### Written problem
From the listing below, return each line that includes "such".

─── Exercise material ───

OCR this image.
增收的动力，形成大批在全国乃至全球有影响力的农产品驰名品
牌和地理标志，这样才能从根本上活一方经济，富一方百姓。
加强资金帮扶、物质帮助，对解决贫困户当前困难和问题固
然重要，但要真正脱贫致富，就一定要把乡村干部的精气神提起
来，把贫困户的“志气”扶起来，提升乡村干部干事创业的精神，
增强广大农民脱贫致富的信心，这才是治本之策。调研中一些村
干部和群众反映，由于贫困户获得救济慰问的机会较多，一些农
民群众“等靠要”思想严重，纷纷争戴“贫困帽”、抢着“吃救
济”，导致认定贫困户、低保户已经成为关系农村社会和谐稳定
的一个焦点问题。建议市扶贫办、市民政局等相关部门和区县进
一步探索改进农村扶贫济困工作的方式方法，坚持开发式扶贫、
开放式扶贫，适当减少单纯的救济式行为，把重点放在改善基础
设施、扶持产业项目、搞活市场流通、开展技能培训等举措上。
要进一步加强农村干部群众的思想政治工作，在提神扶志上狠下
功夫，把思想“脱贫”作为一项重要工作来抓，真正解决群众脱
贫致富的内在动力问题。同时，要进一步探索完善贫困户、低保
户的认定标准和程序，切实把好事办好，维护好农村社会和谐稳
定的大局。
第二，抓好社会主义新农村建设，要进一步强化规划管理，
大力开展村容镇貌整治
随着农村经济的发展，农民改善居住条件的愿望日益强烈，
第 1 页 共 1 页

───
─── Exercise material ───

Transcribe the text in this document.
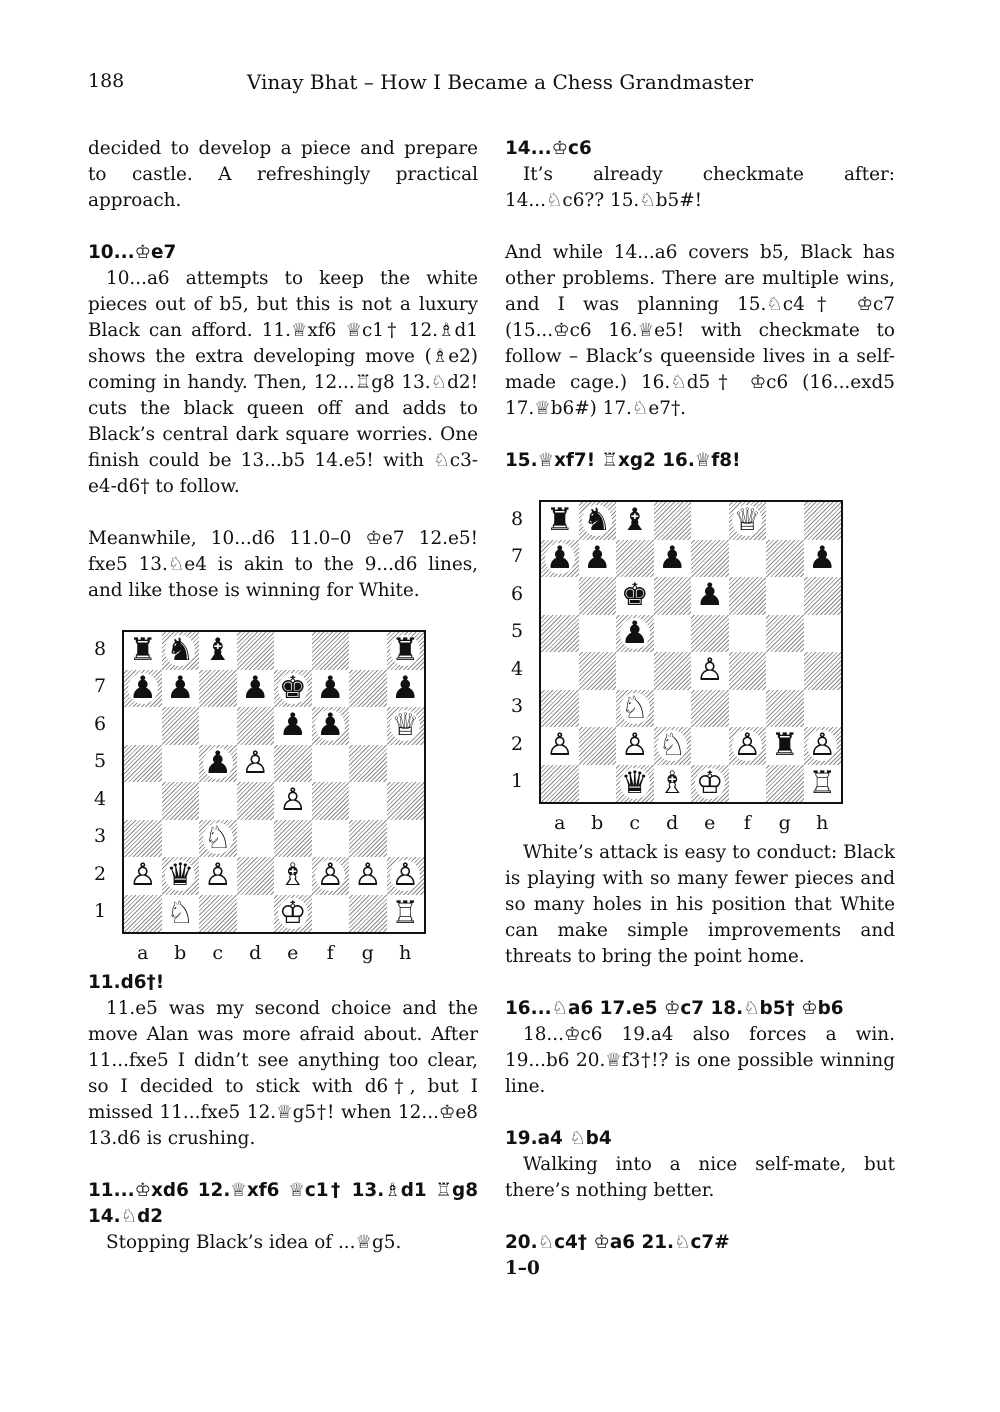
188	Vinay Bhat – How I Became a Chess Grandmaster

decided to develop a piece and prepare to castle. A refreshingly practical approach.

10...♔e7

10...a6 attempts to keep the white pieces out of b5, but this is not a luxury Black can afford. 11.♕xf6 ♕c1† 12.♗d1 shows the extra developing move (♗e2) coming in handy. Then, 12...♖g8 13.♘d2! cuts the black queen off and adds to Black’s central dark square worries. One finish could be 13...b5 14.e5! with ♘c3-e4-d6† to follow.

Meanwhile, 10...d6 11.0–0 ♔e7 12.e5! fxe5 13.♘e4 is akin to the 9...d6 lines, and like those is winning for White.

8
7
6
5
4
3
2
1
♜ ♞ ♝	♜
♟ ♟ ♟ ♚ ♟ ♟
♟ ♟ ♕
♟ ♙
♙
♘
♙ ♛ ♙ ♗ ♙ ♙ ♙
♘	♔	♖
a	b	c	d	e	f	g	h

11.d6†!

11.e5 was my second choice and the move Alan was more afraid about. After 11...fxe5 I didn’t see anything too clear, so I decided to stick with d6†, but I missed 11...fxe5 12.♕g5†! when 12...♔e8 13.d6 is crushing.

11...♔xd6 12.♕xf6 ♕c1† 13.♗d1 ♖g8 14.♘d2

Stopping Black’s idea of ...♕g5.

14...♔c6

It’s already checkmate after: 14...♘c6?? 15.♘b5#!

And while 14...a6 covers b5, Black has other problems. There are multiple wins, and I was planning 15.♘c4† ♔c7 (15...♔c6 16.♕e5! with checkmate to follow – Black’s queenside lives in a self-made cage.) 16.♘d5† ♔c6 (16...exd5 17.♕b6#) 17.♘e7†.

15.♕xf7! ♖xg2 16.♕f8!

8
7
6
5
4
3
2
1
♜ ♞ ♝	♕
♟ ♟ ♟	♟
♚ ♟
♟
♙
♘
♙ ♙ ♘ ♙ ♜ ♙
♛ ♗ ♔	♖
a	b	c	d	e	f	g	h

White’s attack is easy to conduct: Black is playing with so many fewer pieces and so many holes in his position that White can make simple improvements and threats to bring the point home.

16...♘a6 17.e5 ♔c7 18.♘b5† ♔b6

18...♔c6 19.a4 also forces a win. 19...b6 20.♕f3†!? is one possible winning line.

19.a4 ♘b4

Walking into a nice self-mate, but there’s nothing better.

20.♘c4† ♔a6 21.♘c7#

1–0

───
─── Exercise material ───

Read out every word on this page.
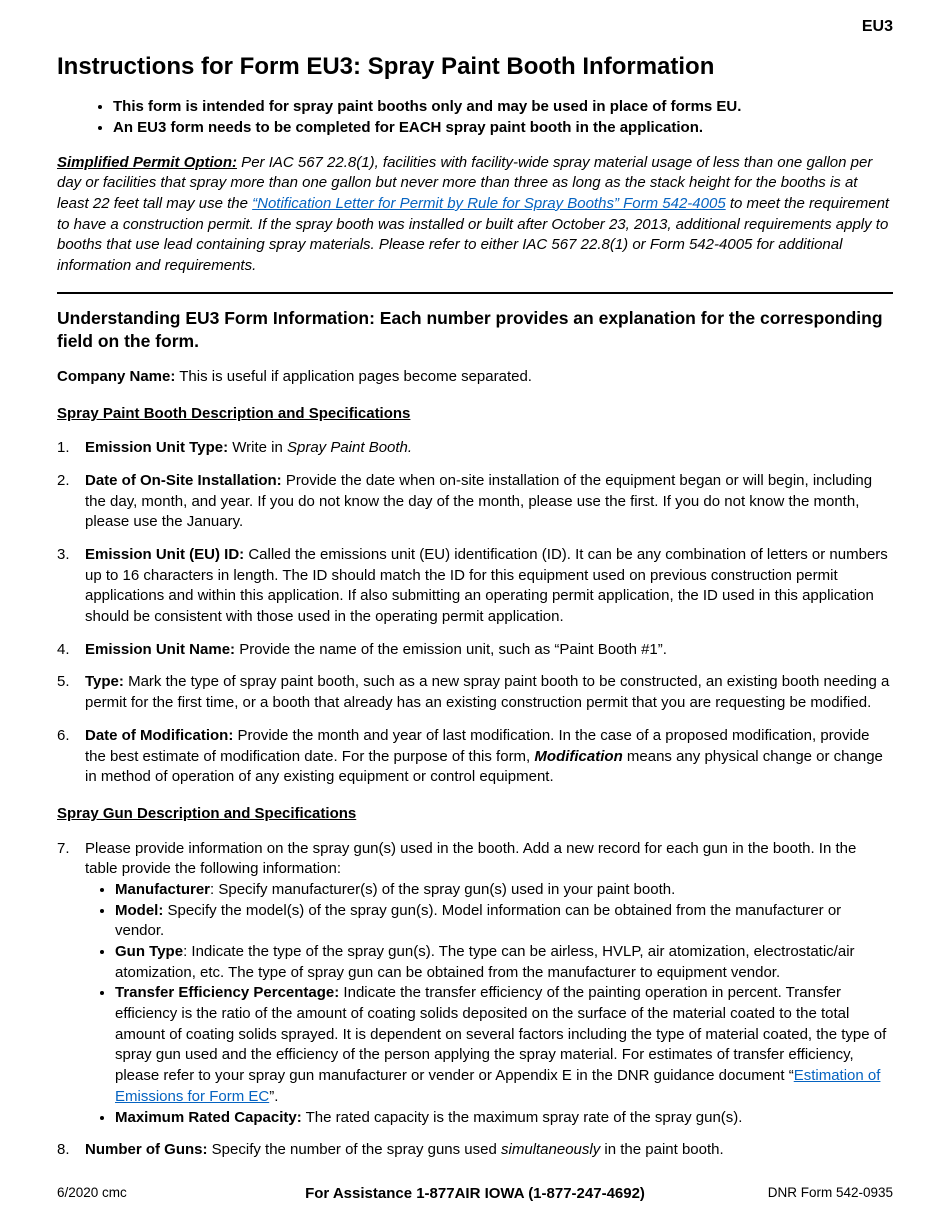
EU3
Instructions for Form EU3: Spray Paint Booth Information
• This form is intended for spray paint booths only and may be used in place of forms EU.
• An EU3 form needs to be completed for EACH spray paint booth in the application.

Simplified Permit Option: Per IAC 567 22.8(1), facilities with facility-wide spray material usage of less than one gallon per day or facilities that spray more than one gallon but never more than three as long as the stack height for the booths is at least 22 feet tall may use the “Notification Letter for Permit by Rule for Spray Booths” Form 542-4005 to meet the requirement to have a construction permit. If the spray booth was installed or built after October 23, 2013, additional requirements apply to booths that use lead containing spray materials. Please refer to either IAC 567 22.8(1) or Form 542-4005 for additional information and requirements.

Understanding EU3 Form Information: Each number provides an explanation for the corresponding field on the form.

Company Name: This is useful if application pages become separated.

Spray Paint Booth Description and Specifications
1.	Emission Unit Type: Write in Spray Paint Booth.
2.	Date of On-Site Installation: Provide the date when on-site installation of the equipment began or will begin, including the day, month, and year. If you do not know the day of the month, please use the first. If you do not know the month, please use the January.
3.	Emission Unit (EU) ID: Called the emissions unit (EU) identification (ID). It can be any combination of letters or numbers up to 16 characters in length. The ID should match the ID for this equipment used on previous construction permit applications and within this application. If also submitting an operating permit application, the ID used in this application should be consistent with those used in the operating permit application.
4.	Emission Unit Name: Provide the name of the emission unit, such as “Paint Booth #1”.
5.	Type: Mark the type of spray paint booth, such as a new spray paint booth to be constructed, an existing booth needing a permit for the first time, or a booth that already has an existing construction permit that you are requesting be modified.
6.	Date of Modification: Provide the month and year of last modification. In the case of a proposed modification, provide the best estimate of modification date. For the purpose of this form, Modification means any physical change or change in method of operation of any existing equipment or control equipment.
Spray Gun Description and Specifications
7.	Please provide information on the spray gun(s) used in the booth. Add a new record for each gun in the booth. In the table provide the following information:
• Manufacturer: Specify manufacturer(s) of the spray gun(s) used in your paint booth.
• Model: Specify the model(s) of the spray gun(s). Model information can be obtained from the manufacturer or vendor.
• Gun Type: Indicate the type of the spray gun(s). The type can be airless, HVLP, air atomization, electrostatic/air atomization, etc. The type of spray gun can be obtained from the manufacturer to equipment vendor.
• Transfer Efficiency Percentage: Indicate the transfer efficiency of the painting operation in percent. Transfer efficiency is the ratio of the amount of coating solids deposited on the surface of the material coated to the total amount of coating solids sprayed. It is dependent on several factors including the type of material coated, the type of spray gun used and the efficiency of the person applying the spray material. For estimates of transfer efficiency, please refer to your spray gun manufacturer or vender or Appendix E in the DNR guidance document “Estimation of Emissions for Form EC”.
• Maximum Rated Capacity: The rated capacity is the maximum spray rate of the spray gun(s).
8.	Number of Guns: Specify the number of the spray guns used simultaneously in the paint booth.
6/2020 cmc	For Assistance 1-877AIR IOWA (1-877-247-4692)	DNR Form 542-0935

───

### Task solution
4.	Emission Unit Name: Provide the name of the emission unit, such as “Paint Booth #1”.
5.	Type: Mark the type of spray paint booth, such as a new spray paint booth to be constructed, an existing booth needing a permit for the first time, or a booth that already has an existing construction permit that you are requesting be modified.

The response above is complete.